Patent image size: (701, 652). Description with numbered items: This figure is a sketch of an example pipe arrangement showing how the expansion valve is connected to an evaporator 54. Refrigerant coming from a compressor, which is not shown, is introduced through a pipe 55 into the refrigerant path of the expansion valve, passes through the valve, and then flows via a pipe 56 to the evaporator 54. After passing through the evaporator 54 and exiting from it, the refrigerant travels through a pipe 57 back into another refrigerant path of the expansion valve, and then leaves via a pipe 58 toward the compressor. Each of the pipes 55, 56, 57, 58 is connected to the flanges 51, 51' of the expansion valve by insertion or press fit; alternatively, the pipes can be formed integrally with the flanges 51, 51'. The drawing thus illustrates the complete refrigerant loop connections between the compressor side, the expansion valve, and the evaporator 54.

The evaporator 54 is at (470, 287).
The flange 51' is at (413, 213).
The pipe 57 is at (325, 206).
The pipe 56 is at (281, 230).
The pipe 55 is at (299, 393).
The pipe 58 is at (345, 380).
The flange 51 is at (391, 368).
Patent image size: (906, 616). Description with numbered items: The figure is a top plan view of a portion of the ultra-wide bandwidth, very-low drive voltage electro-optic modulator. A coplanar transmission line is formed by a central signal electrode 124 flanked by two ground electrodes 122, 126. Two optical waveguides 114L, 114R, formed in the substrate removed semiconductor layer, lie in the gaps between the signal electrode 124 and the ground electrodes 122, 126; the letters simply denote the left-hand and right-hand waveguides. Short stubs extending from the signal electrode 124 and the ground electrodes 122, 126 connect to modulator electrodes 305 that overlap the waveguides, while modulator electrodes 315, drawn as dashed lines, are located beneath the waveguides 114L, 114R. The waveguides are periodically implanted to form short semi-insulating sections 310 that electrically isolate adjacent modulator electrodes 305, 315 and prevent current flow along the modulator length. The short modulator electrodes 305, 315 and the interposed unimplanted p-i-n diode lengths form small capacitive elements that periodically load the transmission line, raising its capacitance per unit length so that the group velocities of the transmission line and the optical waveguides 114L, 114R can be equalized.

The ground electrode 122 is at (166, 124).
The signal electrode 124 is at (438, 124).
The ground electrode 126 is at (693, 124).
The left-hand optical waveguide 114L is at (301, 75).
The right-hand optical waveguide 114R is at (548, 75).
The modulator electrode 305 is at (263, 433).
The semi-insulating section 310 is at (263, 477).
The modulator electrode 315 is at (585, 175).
______________________________
* [PROBLEM]
Print every line of the data above word for word, with no changes.

* [THE COMPLETED TASK]
Patent image size: (701, 652). Description with numbered items: This figure is a sketch of an example pipe arrangement showing how the expansion valve is connected to an evaporator 54. Refrigerant coming from a compressor, which is not shown, is introduced through a pipe 55 into the refrigerant path of the expansion valve, passes through the valve, and then flows via a pipe 56 to the evaporator 54. After passing through the evaporator 54 and exiting from it, the refrigerant travels through a pipe 57 back into another refrigerant path of the expansion valve, and then leaves via a pipe 58 toward the compressor. Each of the pipes 55, 56, 57, 58 is connected to the flanges 51, 51' of the expansion valve by insertion or press fit; alternatively, the pipes can be formed integrally with the flanges 51, 51'. The drawing thus illustrates the complete refrigerant loop connections between the compressor side, the expansion valve, and the evaporator 54.

The evaporator 54 is at (470, 287).
The flange 51' is at (413, 213).
The pipe 57 is at (325, 206).
The pipe 56 is at (281, 230).
The pipe 55 is at (299, 393).
The pipe 58 is at (345, 380).
The flange 51 is at (391, 368).
Patent image size: (906, 616). Description with numbered items: The figure is a top plan view of a portion of the ultra-wide bandwidth, very-low drive voltage electro-optic modulator. A coplanar transmission line is formed by a central signal electrode 124 flanked by two ground electrodes 122, 126. Two optical waveguides 114L, 114R, formed in the substrate removed semiconductor layer, lie in the gaps between the signal electrode 124 and the ground electrodes 122, 126; the letters simply denote the left-hand and right-hand waveguides. Short stubs extending from the signal electrode 124 and the ground electrodes 122, 126 connect to modulator electrodes 305 that overlap the waveguides, while modulator electrodes 315, drawn as dashed lines, are located beneath the waveguides 114L, 114R. The waveguides are periodically implanted to form short semi-insulating sections 310 that electrically isolate adjacent modulator electrodes 305, 315 and prevent current flow along the modulator length. The short modulator electrodes 305, 315 and the interposed unimplanted p-i-n diode lengths form small capacitive elements that periodically load the transmission line, raising its capacitance per unit length so that the group velocities of the transmission line and the optical waveguides 114L, 114R can be equalized.

The ground electrode 122 is at (166, 124).
The signal electrode 124 is at (438, 124).
The ground electrode 126 is at (693, 124).
The left-hand optical waveguide 114L is at (301, 75).
The right-hand optical waveguide 114R is at (548, 75).
The modulator electrode 305 is at (263, 433).
The semi-insulating section 310 is at (263, 477).
The modulator electrode 315 is at (585, 175).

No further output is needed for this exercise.